** begin **

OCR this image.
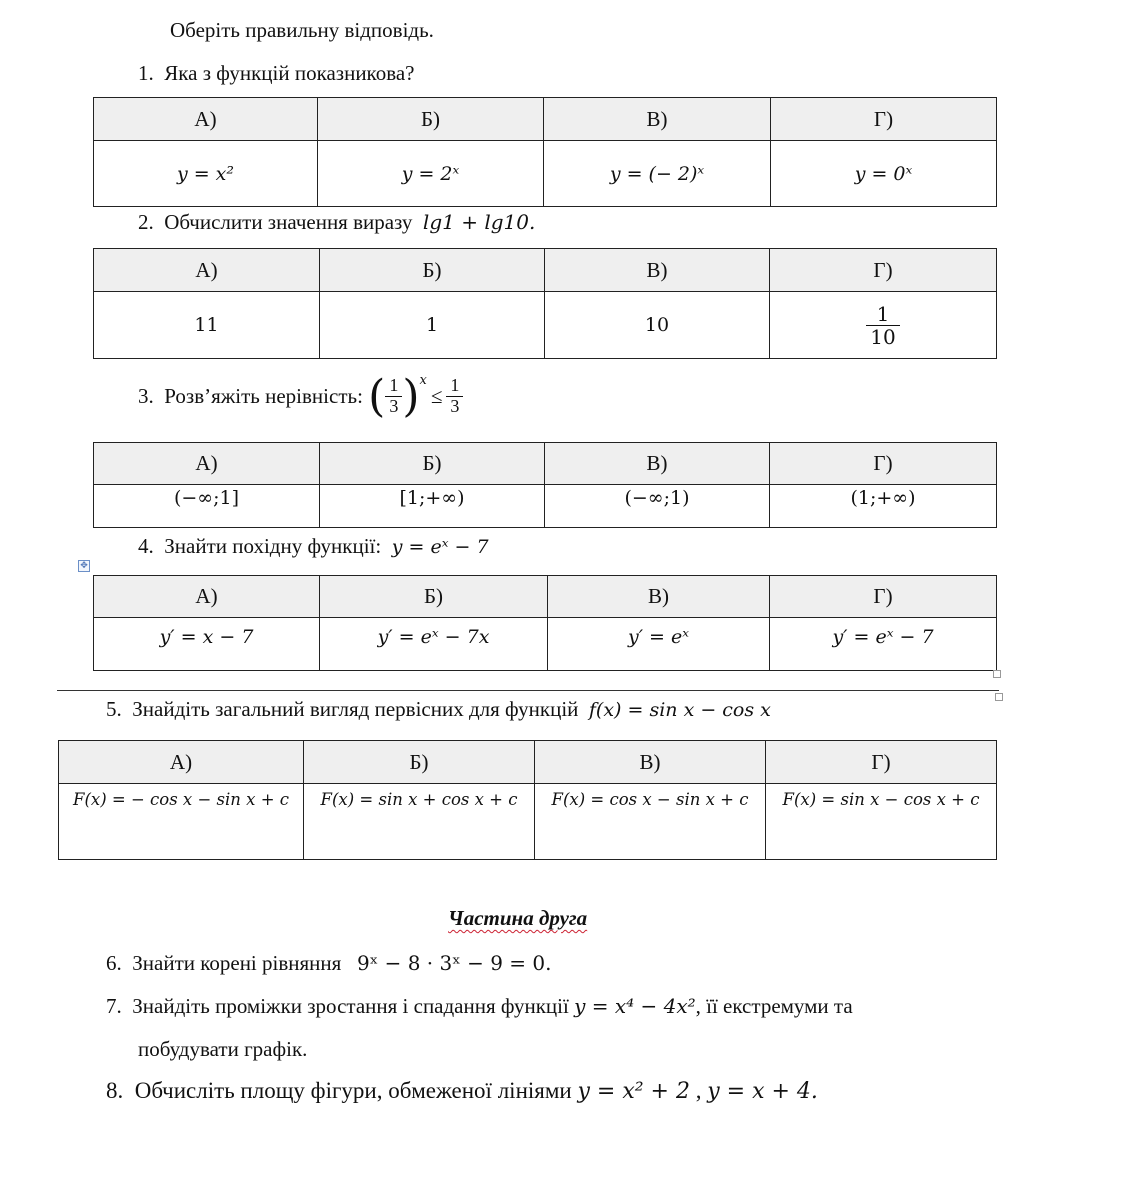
Оберіть правильну відповідь.
1. Яка з функцій показникова?
А)	Б)	В)	Г)
y = x²	y = 2ˣ	y = (− 2)ˣ	y = 0ˣ
2. Обчислити значення виразу lg1 + lg10.
А)	Б)	В)	Г)
11	1	10	$\frac{1}{10}$
3.
Розв’яжіть нерівність:
( $\frac{1}{3}$ ) x
≤ $\frac{1}{3}$
А)	Б)	В)	Г)
(−∞;1]	[1;+∞)	(−∞;1)	(1;+∞)
4. Знайти похідну функції: y = eˣ − 7
✥
А)	Б)	В)	Г)
y′ = x − 7	y′ = eˣ − 7x	y′ = eˣ	y′ = eˣ − 7
5. Знайдіть загальний вигляд первісних для функцій f(x) = sin x − cos x
А)	Б)	В)	Г)
F(x) = − cos x − sin x + c	F(x) = sin x + cos x + c	F(x) = cos x − sin x + c	F(x) = sin x − cos x + c
Частина друга
6. Знайти корені рівняння 9ˣ − 8 · 3ˣ − 9 = 0.
7. Знайдіть проміжки зростання і спадання функції y = x⁴ − 4x², її екстремуми та
побудувати графік.
8. Обчисліть площу фігури, обмеженої лініями y = x² + 2 , y = x + 4.
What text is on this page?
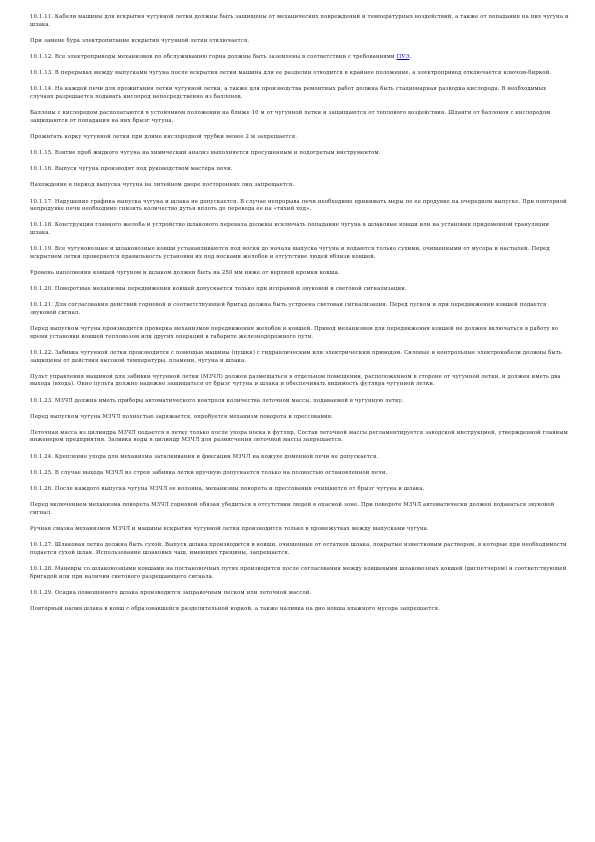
10.1.11. Кабели машины для вскрытия чугунной летки должны быть защищены от механических повреждений и температурных воздействий, а также от попадания на них чугуна и шлака.
При замене бура электропитание вскрытия чугунной летки отключается.
10.1.12. Все электроприводы механизмов по обслуживанию горна должны быть заземлены в соответствии с требованиями ПУЭ.
10.1.13. В перерывах между выпусками чугуна после вскрытия летки машина для ее разделки отводится в крайнее положение, а электропривод отключается ключом-биркой.
10.1.14. На каждой печи для прожигания летки чугунной летки, а также для производства ремонтных работ должна быть стационарная разводка кислорода. В необходимых случаях разрешается подавать кислород непосредственно из баллонов.
Баллоны с кислородом располагаются в устойчивом положении на ближе 10 м от чугунной летки и защищаются от теплового воздействия. Шланги от баллонов с кислородом защищаются от попадания на них брызг чугуна.
Прожигать корку чугунной летки при длине кислородной трубки менее 2 м запрещается.
10.1.15. Взятие проб жидкого чугуна на химический анализ выполняется просушенным и подогретым инструментом.
10.1.16. Выпуск чугуна производят под руководством мастера печи.
Нахождение в период выпуска чугуна на литейном дворе посторонних лиц запрещается.
10.1.17. Нарушение графика выпуска чугуна и шлака не допускается. В случае непрорыва печи необходимо принимать меры по ее продувке на очередном выпуске. При повторной непродувке печи необходимо снизить количество дутья вплоть до перевода ее на «тихий ход».
10.1.18. Конструкция главного желоба и устройство шлакового перевала должны исключать попадание чугуна в шлаковые ковши или на установки придоменной грануляции шлака.
10.1.19. Все чугуновозные и шлаковозные ковши устанавливаются под носки до начала выпуска чугуна и подаются только сухими, очищенными от мусора и настылей. Перед вскрытием летки проверяется правильность установки их под носками желобов и отсутствие людей вблизи ковшей.
Уровень наполнения ковшей чугуном и шлаком должен быть на 250 мм ниже от верхней кромки ковша.
10.1.20. Поворотные механизмы передвижения ковшей допускается только при исправной звуковой и световой сигнализации.
10.1.21. Для согласования действий горновой и соответствующей бригад должна быть устроена световая сигнализация. Перед пуском и при передвижении ковшей подается звуковой сигнал.
Перед выпуском чугуна производится проверка механизмов передвижения желобов и ковшей. Привод механизмов для передвижения ковшей не должен включаться в работу во время установки ковшей тепловозом или других операций в габарите железнодорожного пути.
10.1.22. Забивка чугунной летки производится с помощью машины (пушки) с гидравлическим или электрическим приводом. Силовые и контрольные электрокабели должны быть защищены от действия высокой температуры, пламени, чугуна и шлака.
Пульт управления машиной для забивки чугунной летки (МЗЧЛ) должен размещаться в отдельном помещении, расположенном в стороне от чугунной летки, и должен иметь два выхода (входа). Окно пульта должно надежно защищаться от брызг чугуна и шлака и обеспечивать видимость футляра чугунной летки.
10.1.23. МЗЧЛ должна иметь приборы автоматического контроля количества леточной массы, подаваемой в чугунную летку.
Перед выпуском чугуна МЗЧЛ полностью заряжается, опробуется механизм поворота и прессования.
Леточная масса из цилиндра МЗЧЛ подается в летку только после упора носка в футляр. Состав леточной массы регламентируется заводской инструкцией, утвержденной главным инженером предприятия. Заливка воды в цилиндр МЗЧЛ для размягчения леточной массы запрещается.
10.1.24. Крепление упора для механизма заталкивания и фиксации МЗЧЛ на кожухе доменной печи не допускается.
10.1.25. В случае выхода МЗЧЛ из строя забивка летки вручную допускается только на полностью остановленной печи.
10.1.26. После каждого выпуска чугуна МЗЧЛ ее колонна, механизмы поворота и прессования очищаются от брызг чугуна и шлака.
Перед включением механизма поворота МЗЧЛ горновой обязан убедиться в отсутствии людей в опасной зоне. При повороте МЗЧЛ автоматически должен подаваться звуковой сигнал.
Ручная смазка механизмов МЗЧЛ и машины вскрытия чугунной летки производится только в промежутках между выпусками чугуна.
10.1.27. Шлаковая летка должна быть сухой. Выпуск шлака производится в ковши, очищенные от остатков шлака, покрытые известковым раствором, в которые при необходимости подается сухой шлак. Использование шлаковых чаш, имеющих трещины, запрещается.
10.1.28. Маневры со шлаковозными ковшами на постановочных путях производятся после согласования между ковшевыми шлаковозных ковшей (диспетчером) и соответствующей бригадой или при наличии светового разрешающего сигнала.
10.1.29. Осадка помещенного шлака производится заправочным песком или леточной массой.
Повторный налив шлака в ковш с образовавшейся разделительной коркой, а также наливка на дно ковша влажного мусора запрещается.
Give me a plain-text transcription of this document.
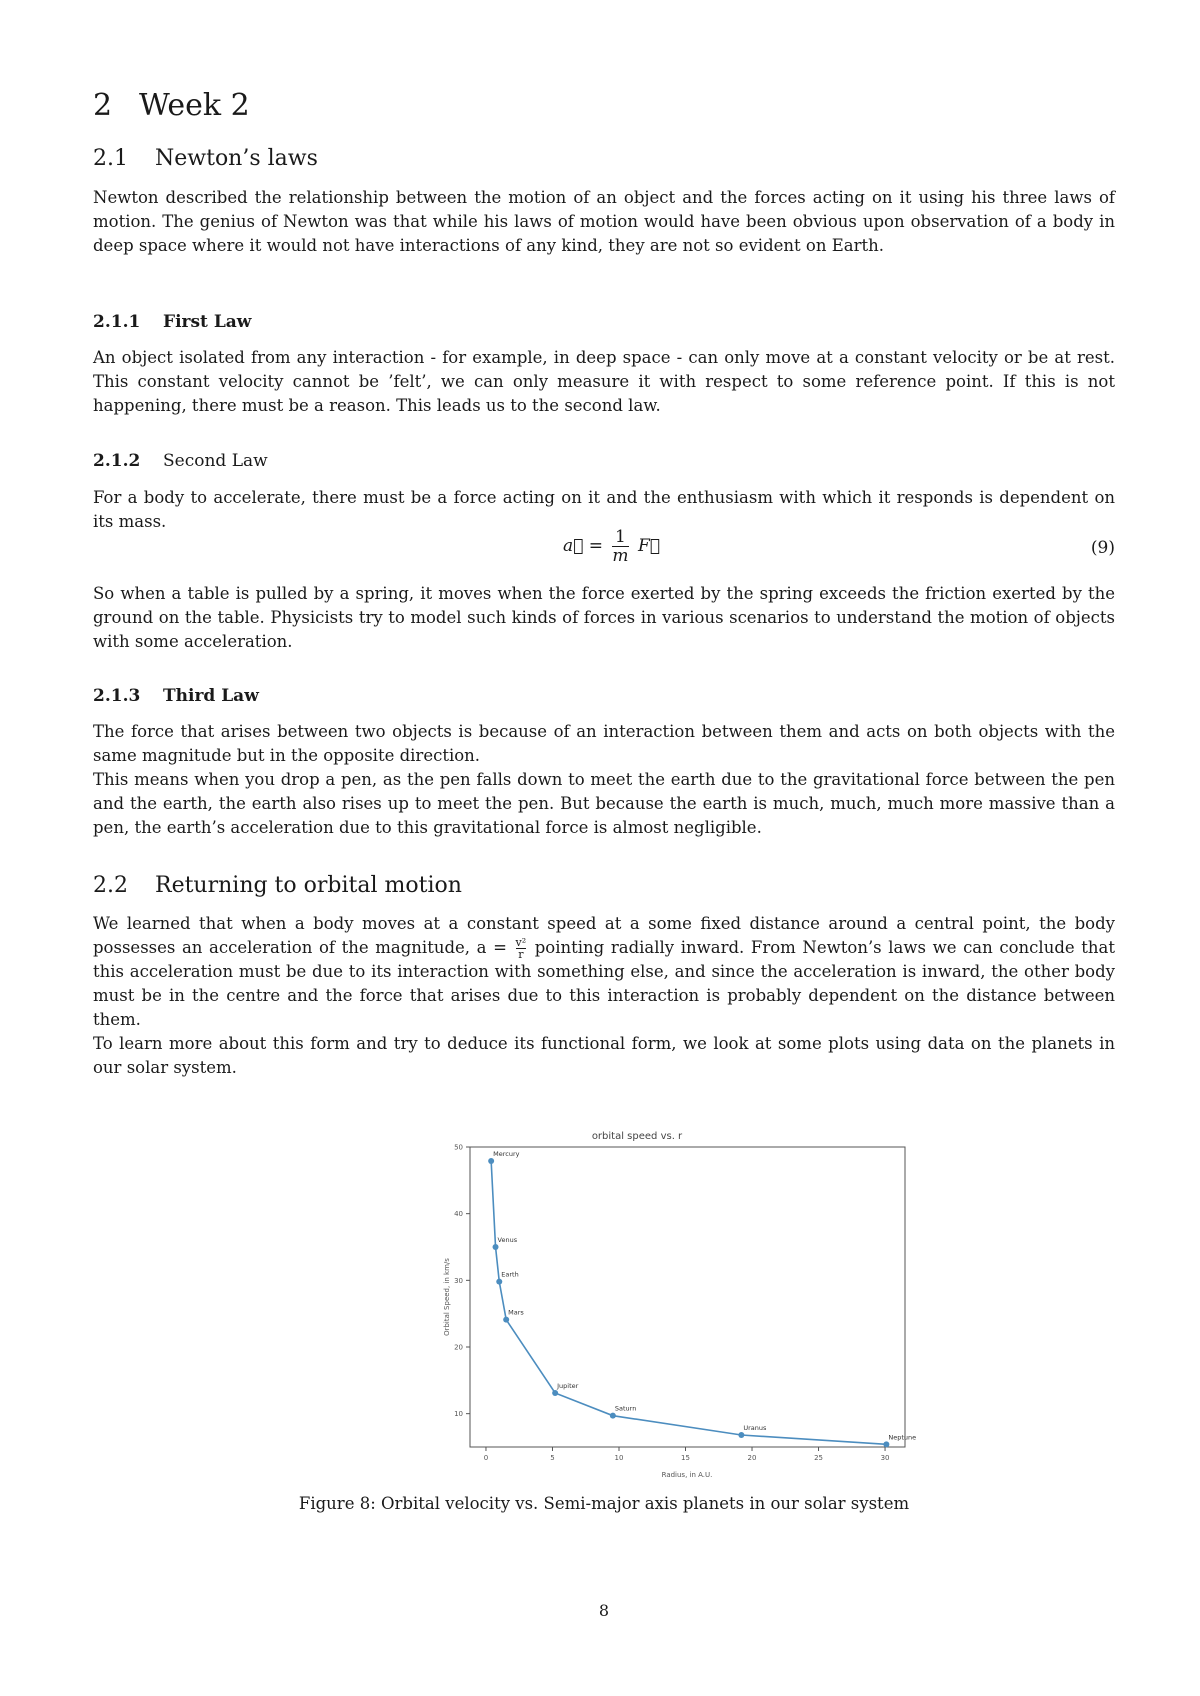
2 Week 2
2.1 Newton’s laws

Newton described the relationship between the motion of an object and the forces acting on it using his three laws of motion. The genius of Newton was that while his laws of motion would have been obvious upon observation of a body in deep space where it would not have interactions of any kind, they are not so evident on Earth.

2.1.1 First Law

An object isolated from any interaction - for example, in deep space - can only move at a constant velocity or be at rest. This constant velocity cannot be ’felt’, we can only measure it with respect to some reference point. If this is not happening, there must be a reason. This leads us to the second law.

2.1.2 Second Law

For a body to accelerate, there must be a force acting on it and the enthusiasm with which it responds is dependent on its mass.

a⃗ = $\frac{1}{m}$ F⃗	(9)

So when a table is pulled by a spring, it moves when the force exerted by the spring exceeds the friction exerted by the ground on the table. Physicists try to model such kinds of forces in various scenarios to understand the motion of objects with some acceleration.

2.1.3 Third Law

The force that arises between two objects is because of an interaction between them and acts on both objects with the same magnitude but in the opposite direction.

This means when you drop a pen, as the pen falls down to meet the earth due to the gravitational force between the pen and the earth, the earth also rises up to meet the pen. But because the earth is much, much, much more massive than a pen, the earth’s acceleration due to this gravitational force is almost negligible.

2.2 Returning to orbital motion

We learned that when a body moves at a constant speed at a some fixed distance around a central point, the body possesses an acceleration of the magnitude, $a = \frac{\text{v²}}{r}$ pointing radially inward. From Newton’s laws we can conclude that this acceleration must be due to its interaction with something else, and since the acceleration is inward, the other body must be in the centre and the force that arises due to this interaction is probably dependent on the distance between them.

To learn more about this form and try to deduce its functional form, we look at some plots using data on the planets in our solar system.

orbital speed vs. r
0	5	10	15	20	25	30
10
20
30
40
50
Mercury
Venus
Earth
Mars
Jupiter
Saturn
Uranus
Neptune
Radius, in A.U.
Orbital Speed, in km/s
Figure 8: Orbital velocity vs. Semi-major axis planets in our solar system
8
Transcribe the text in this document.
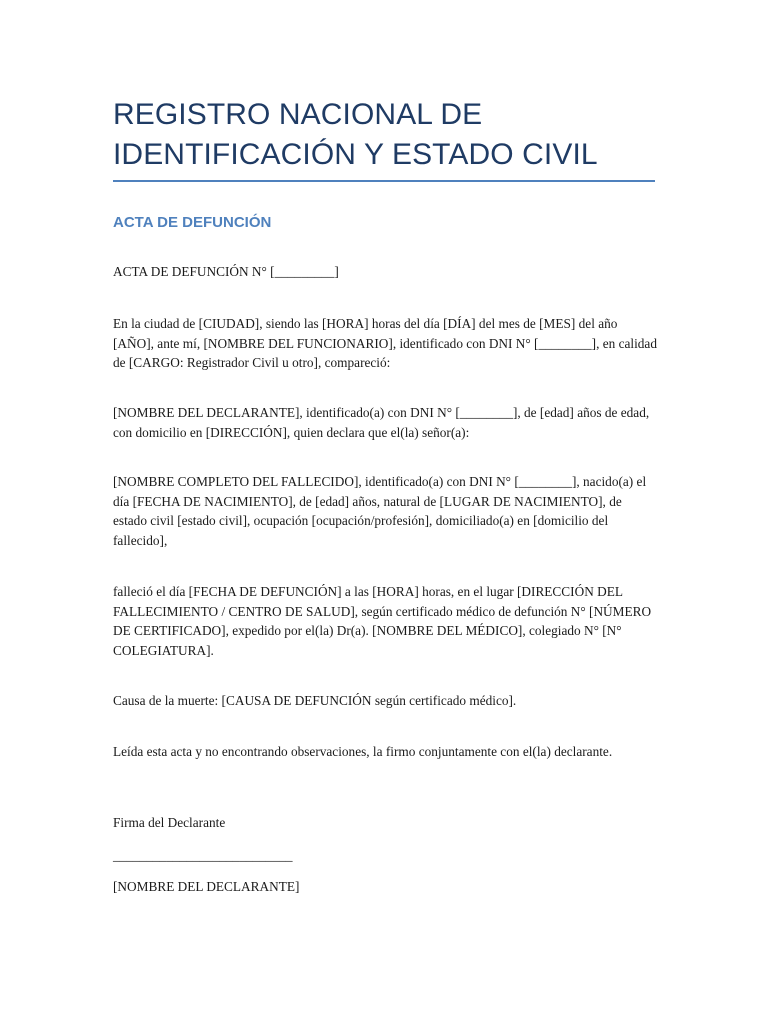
REGISTRO NACIONAL DE IDENTIFICACIÓN Y ESTADO CIVIL
ACTA DE DEFUNCIÓN

ACTA DE DEFUNCIÓN N° [_________]

En la ciudad de [CIUDAD], siendo las [HORA] horas del día [DÍA] del mes de [MES] del año [AÑO], ante mí, [NOMBRE DEL FUNCIONARIO], identificado con DNI N° [________], en calidad de [CARGO: Registrador Civil u otro], compareció:

[NOMBRE DEL DECLARANTE], identificado(a) con DNI N° [________], de [edad] años de edad, con domicilio en [DIRECCIÓN], quien declara que el(la) señor(a):

[NOMBRE COMPLETO DEL FALLECIDO], identificado(a) con DNI N° [________], nacido(a) el día [FECHA DE NACIMIENTO], de [edad] años, natural de [LUGAR DE NACIMIENTO], de estado civil [estado civil], ocupación [ocupación/profesión], domiciliado(a) en [domicilio del fallecido],

falleció el día [FECHA DE DEFUNCIÓN] a las [HORA] horas, en el lugar [DIRECCIÓN DEL FALLECIMIENTO / CENTRO DE SALUD], según certificado médico de defunción N° [NÚMERO DE CERTIFICADO], expedido por el(la) Dr(a). [NOMBRE DEL MÉDICO], colegiado N° [N° COLEGIATURA].

Causa de la muerte: [CAUSA DE DEFUNCIÓN según certificado médico].

Leída esta acta y no encontrando observaciones, la firmo conjuntamente con el(la) declarante.

Firma del Declarante

___________________________

[NOMBRE DEL DECLARANTE]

** end **

--- Directive ---
Count the lines in the material above where the string "массы" appears, then state only that count.

--- Answer to this exercise ---
2